* What to work on: Your task is to gather the lines below that hold the string "title".

* Data for the task:
* Start *

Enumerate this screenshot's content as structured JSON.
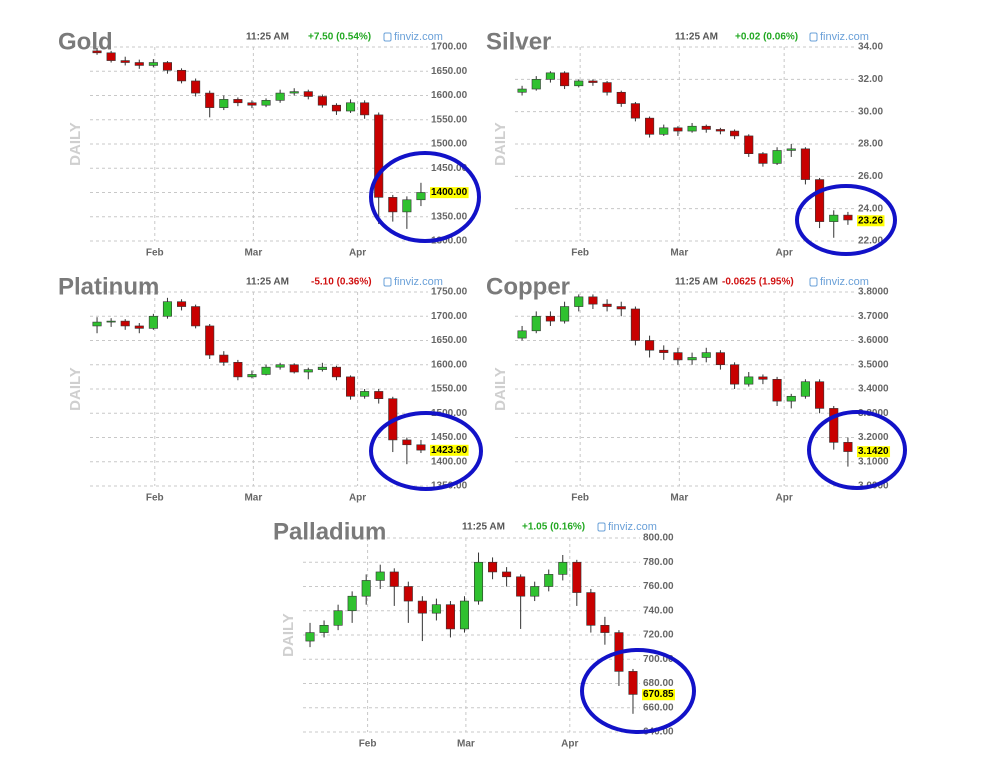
{
  "chart_data": [
    {
      "type": "candlestick",
      "title": "Gold",
      "y_axis_label": "DAILY",
      "time": "11:25 AM",
      "change": "+7.50 (0.54%)",
      "change_color": "#22a822",
      "source": "finviz.com",
      "up_color": "#2fc12f",
      "down_color": "#c80000",
      "grid": true,
      "xlim": [
        0,
        24
      ],
      "xticks": [
        {
          "value": 4.6,
          "label": "Feb"
        },
        {
          "value": 11.6,
          "label": "Mar"
        },
        {
          "value": 19.0,
          "label": "Apr"
        }
      ],
      "ylim": [
        1300,
        1700
      ],
      "yticks": [
        {
          "value": 1300,
          "label": "1300.00"
        },
        {
          "value": 1350,
          "label": "1350.00"
        },
        {
          "value": 1400,
          "label": "1400.00"
        },
        {
          "value": 1450,
          "label": "1450.00"
        },
        {
          "value": 1500,
          "label": "1500.00"
        },
        {
          "value": 1550,
          "label": "1550.00"
        },
        {
          "value": 1600,
          "label": "1600.00"
        },
        {
          "value": 1650,
          "label": "1650.00"
        },
        {
          "value": 1700,
          "label": "1700.00"
        }
      ],
      "last_price": {
        "value": 1400,
        "label": "1400.00"
      },
      "candles": [
        [
          1692,
          1698,
          1684,
          1688
        ],
        [
          1688,
          1692,
          1668,
          1672
        ],
        [
          1672,
          1680,
          1662,
          1668
        ],
        [
          1668,
          1674,
          1655,
          1662
        ],
        [
          1662,
          1675,
          1658,
          1668
        ],
        [
          1668,
          1671,
          1645,
          1652
        ],
        [
          1652,
          1656,
          1625,
          1630
        ],
        [
          1630,
          1635,
          1598,
          1605
        ],
        [
          1605,
          1610,
          1555,
          1575
        ],
        [
          1575,
          1600,
          1570,
          1592
        ],
        [
          1592,
          1596,
          1578,
          1585
        ],
        [
          1585,
          1590,
          1574,
          1580
        ],
        [
          1580,
          1594,
          1576,
          1590
        ],
        [
          1590,
          1612,
          1585,
          1605
        ],
        [
          1605,
          1615,
          1600,
          1608
        ],
        [
          1608,
          1612,
          1592,
          1598
        ],
        [
          1598,
          1602,
          1575,
          1580
        ],
        [
          1580,
          1584,
          1560,
          1568
        ],
        [
          1568,
          1592,
          1564,
          1585
        ],
        [
          1585,
          1590,
          1552,
          1560
        ],
        [
          1560,
          1565,
          1335,
          1390
        ],
        [
          1390,
          1395,
          1340,
          1360
        ],
        [
          1360,
          1392,
          1325,
          1385
        ],
        [
          1385,
          1420,
          1372,
          1400
        ]
      ]
    },
    {
      "type": "candlestick",
      "title": "Silver",
      "y_axis_label": "DAILY",
      "time": "11:25 AM",
      "change": "+0.02 (0.06%)",
      "change_color": "#22a822",
      "source": "finviz.com",
      "up_color": "#2fc12f",
      "down_color": "#c80000",
      "grid": true,
      "xlim": [
        0,
        24
      ],
      "xticks": [
        {
          "value": 4.6,
          "label": "Feb"
        },
        {
          "value": 11.6,
          "label": "Mar"
        },
        {
          "value": 19.0,
          "label": "Apr"
        }
      ],
      "ylim": [
        22,
        34
      ],
      "yticks": [
        {
          "value": 22,
          "label": "22.00"
        },
        {
          "value": 24,
          "label": "24.00"
        },
        {
          "value": 26,
          "label": "26.00"
        },
        {
          "value": 28,
          "label": "28.00"
        },
        {
          "value": 30,
          "label": "30.00"
        },
        {
          "value": 32,
          "label": "32.00"
        },
        {
          "value": 34,
          "label": "34.00"
        }
      ],
      "last_price": {
        "value": 23.26,
        "label": "23.26"
      },
      "candles": [
        [
          31.2,
          31.6,
          31.0,
          31.4
        ],
        [
          31.4,
          32.2,
          31.3,
          32.0
        ],
        [
          32.0,
          32.5,
          31.8,
          32.4
        ],
        [
          32.4,
          32.5,
          31.4,
          31.6
        ],
        [
          31.6,
          32.0,
          31.5,
          31.9
        ],
        [
          31.9,
          32.0,
          31.6,
          31.8
        ],
        [
          31.8,
          31.9,
          31.0,
          31.2
        ],
        [
          31.2,
          31.3,
          30.3,
          30.5
        ],
        [
          30.5,
          30.6,
          29.4,
          29.6
        ],
        [
          29.6,
          29.7,
          28.4,
          28.6
        ],
        [
          28.6,
          29.2,
          28.5,
          29.0
        ],
        [
          29.0,
          29.1,
          28.5,
          28.8
        ],
        [
          28.8,
          29.3,
          28.7,
          29.1
        ],
        [
          29.1,
          29.2,
          28.7,
          28.9
        ],
        [
          28.9,
          29.0,
          28.6,
          28.8
        ],
        [
          28.8,
          28.9,
          28.3,
          28.5
        ],
        [
          28.5,
          28.6,
          27.2,
          27.4
        ],
        [
          27.4,
          27.5,
          26.6,
          26.8
        ],
        [
          26.8,
          27.8,
          26.7,
          27.6
        ],
        [
          27.6,
          28.0,
          27.2,
          27.7
        ],
        [
          27.7,
          27.8,
          25.5,
          25.8
        ],
        [
          25.8,
          25.9,
          22.8,
          23.2
        ],
        [
          23.2,
          23.9,
          22.2,
          23.6
        ],
        [
          23.6,
          23.8,
          23.0,
          23.3
        ]
      ]
    },
    {
      "type": "candlestick",
      "title": "Platinum",
      "y_axis_label": "DAILY",
      "time": "11:25 AM",
      "change": "-5.10 (0.36%)",
      "change_color": "#d01010",
      "source": "finviz.com",
      "up_color": "#2fc12f",
      "down_color": "#c80000",
      "grid": true,
      "xlim": [
        0,
        24
      ],
      "xticks": [
        {
          "value": 4.6,
          "label": "Feb"
        },
        {
          "value": 11.6,
          "label": "Mar"
        },
        {
          "value": 19.0,
          "label": "Apr"
        }
      ],
      "ylim": [
        1350,
        1750
      ],
      "yticks": [
        {
          "value": 1350,
          "label": "1350.00"
        },
        {
          "value": 1400,
          "label": "1400.00"
        },
        {
          "value": 1450,
          "label": "1450.00"
        },
        {
          "value": 1500,
          "label": "1500.00"
        },
        {
          "value": 1550,
          "label": "1550.00"
        },
        {
          "value": 1600,
          "label": "1600.00"
        },
        {
          "value": 1650,
          "label": "1650.00"
        },
        {
          "value": 1700,
          "label": "1700.00"
        },
        {
          "value": 1750,
          "label": "1750.00"
        }
      ],
      "last_price": {
        "value": 1423.9,
        "label": "1423.90"
      },
      "candles": [
        [
          1680,
          1698,
          1665,
          1688
        ],
        [
          1688,
          1696,
          1678,
          1690
        ],
        [
          1690,
          1694,
          1672,
          1680
        ],
        [
          1680,
          1686,
          1665,
          1675
        ],
        [
          1675,
          1705,
          1672,
          1700
        ],
        [
          1700,
          1738,
          1695,
          1730
        ],
        [
          1730,
          1735,
          1712,
          1720
        ],
        [
          1720,
          1724,
          1675,
          1680
        ],
        [
          1680,
          1684,
          1612,
          1620
        ],
        [
          1620,
          1628,
          1598,
          1605
        ],
        [
          1605,
          1610,
          1568,
          1575
        ],
        [
          1575,
          1588,
          1572,
          1580
        ],
        [
          1580,
          1600,
          1578,
          1595
        ],
        [
          1595,
          1604,
          1590,
          1600
        ],
        [
          1600,
          1603,
          1582,
          1585
        ],
        [
          1585,
          1594,
          1570,
          1590
        ],
        [
          1590,
          1604,
          1586,
          1595
        ],
        [
          1595,
          1598,
          1568,
          1575
        ],
        [
          1575,
          1578,
          1528,
          1535
        ],
        [
          1535,
          1550,
          1530,
          1545
        ],
        [
          1545,
          1550,
          1520,
          1530
        ],
        [
          1530,
          1534,
          1420,
          1445
        ],
        [
          1445,
          1450,
          1395,
          1435
        ],
        [
          1435,
          1445,
          1418,
          1424
        ]
      ]
    },
    {
      "type": "candlestick",
      "title": "Copper",
      "y_axis_label": "DAILY",
      "time": "11:25 AM",
      "change": "-0.0625 (1.95%)",
      "change_color": "#d01010",
      "source": "finviz.com",
      "up_color": "#2fc12f",
      "down_color": "#c80000",
      "grid": true,
      "xlim": [
        0,
        24
      ],
      "xticks": [
        {
          "value": 4.6,
          "label": "Feb"
        },
        {
          "value": 11.6,
          "label": "Mar"
        },
        {
          "value": 19.0,
          "label": "Apr"
        }
      ],
      "ylim": [
        3.0,
        3.8
      ],
      "yticks": [
        {
          "value": 3.0,
          "label": "3.0000"
        },
        {
          "value": 3.1,
          "label": "3.1000"
        },
        {
          "value": 3.2,
          "label": "3.2000"
        },
        {
          "value": 3.3,
          "label": "3.3000"
        },
        {
          "value": 3.4,
          "label": "3.4000"
        },
        {
          "value": 3.5,
          "label": "3.5000"
        },
        {
          "value": 3.6,
          "label": "3.6000"
        },
        {
          "value": 3.7,
          "label": "3.7000"
        },
        {
          "value": 3.8,
          "label": "3.8000"
        }
      ],
      "last_price": {
        "value": 3.142,
        "label": "3.1420"
      },
      "candles": [
        [
          3.61,
          3.66,
          3.6,
          3.64
        ],
        [
          3.64,
          3.72,
          3.63,
          3.7
        ],
        [
          3.7,
          3.72,
          3.66,
          3.68
        ],
        [
          3.68,
          3.76,
          3.67,
          3.74
        ],
        [
          3.74,
          3.79,
          3.72,
          3.78
        ],
        [
          3.78,
          3.79,
          3.73,
          3.75
        ],
        [
          3.75,
          3.77,
          3.72,
          3.74
        ],
        [
          3.74,
          3.76,
          3.7,
          3.73
        ],
        [
          3.73,
          3.74,
          3.58,
          3.6
        ],
        [
          3.6,
          3.62,
          3.53,
          3.56
        ],
        [
          3.56,
          3.58,
          3.52,
          3.55
        ],
        [
          3.55,
          3.57,
          3.5,
          3.52
        ],
        [
          3.52,
          3.55,
          3.5,
          3.53
        ],
        [
          3.53,
          3.57,
          3.51,
          3.55
        ],
        [
          3.55,
          3.56,
          3.48,
          3.5
        ],
        [
          3.5,
          3.51,
          3.4,
          3.42
        ],
        [
          3.42,
          3.47,
          3.41,
          3.45
        ],
        [
          3.45,
          3.46,
          3.42,
          3.44
        ],
        [
          3.44,
          3.45,
          3.33,
          3.35
        ],
        [
          3.35,
          3.38,
          3.32,
          3.37
        ],
        [
          3.37,
          3.44,
          3.36,
          3.43
        ],
        [
          3.43,
          3.44,
          3.3,
          3.32
        ],
        [
          3.32,
          3.33,
          3.15,
          3.18
        ],
        [
          3.18,
          3.2,
          3.08,
          3.142
        ]
      ]
    },
    {
      "type": "candlestick",
      "title": "Palladium",
      "y_axis_label": "DAILY",
      "time": "11:25 AM",
      "change": "+1.05 (0.16%)",
      "change_color": "#22a822",
      "source": "finviz.com",
      "up_color": "#2fc12f",
      "down_color": "#c80000",
      "grid": true,
      "xlim": [
        0,
        24
      ],
      "xticks": [
        {
          "value": 4.6,
          "label": "Feb"
        },
        {
          "value": 11.6,
          "label": "Mar"
        },
        {
          "value": 19.0,
          "label": "Apr"
        }
      ],
      "ylim": [
        640,
        800
      ],
      "yticks": [
        {
          "value": 640,
          "label": "640.00"
        },
        {
          "value": 660,
          "label": "660.00"
        },
        {
          "value": 680,
          "label": "680.00"
        },
        {
          "value": 700,
          "label": "700.00"
        },
        {
          "value": 720,
          "label": "720.00"
        },
        {
          "value": 740,
          "label": "740.00"
        },
        {
          "value": 760,
          "label": "760.00"
        },
        {
          "value": 780,
          "label": "780.00"
        },
        {
          "value": 800,
          "label": "800.00"
        }
      ],
      "last_price": {
        "value": 670.85,
        "label": "670.85"
      },
      "candles": [
        [
          715,
          730,
          710,
          722
        ],
        [
          722,
          732,
          718,
          728
        ],
        [
          728,
          745,
          724,
          740
        ],
        [
          740,
          756,
          730,
          752
        ],
        [
          752,
          770,
          745,
          765
        ],
        [
          765,
          778,
          758,
          772
        ],
        [
          772,
          775,
          744,
          760
        ],
        [
          760,
          764,
          730,
          748
        ],
        [
          748,
          752,
          715,
          738
        ],
        [
          738,
          750,
          732,
          745
        ],
        [
          745,
          748,
          718,
          725
        ],
        [
          725,
          752,
          722,
          748
        ],
        [
          748,
          788,
          745,
          780
        ],
        [
          780,
          784,
          766,
          772
        ],
        [
          772,
          776,
          760,
          768
        ],
        [
          768,
          770,
          725,
          752
        ],
        [
          752,
          764,
          748,
          760
        ],
        [
          760,
          774,
          756,
          770
        ],
        [
          770,
          786,
          765,
          780
        ],
        [
          780,
          782,
          744,
          755
        ],
        [
          755,
          758,
          722,
          728
        ],
        [
          728,
          735,
          712,
          722
        ],
        [
          722,
          724,
          678,
          690
        ],
        [
          690,
          692,
          655,
          671
        ]
      ]
    }
  ]
}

* End *

* Task answer:
      "title": "Gold",
      "title": "Silver",
      "title": "Platinum",
      "title": "Copper",
      "title": "Palladium",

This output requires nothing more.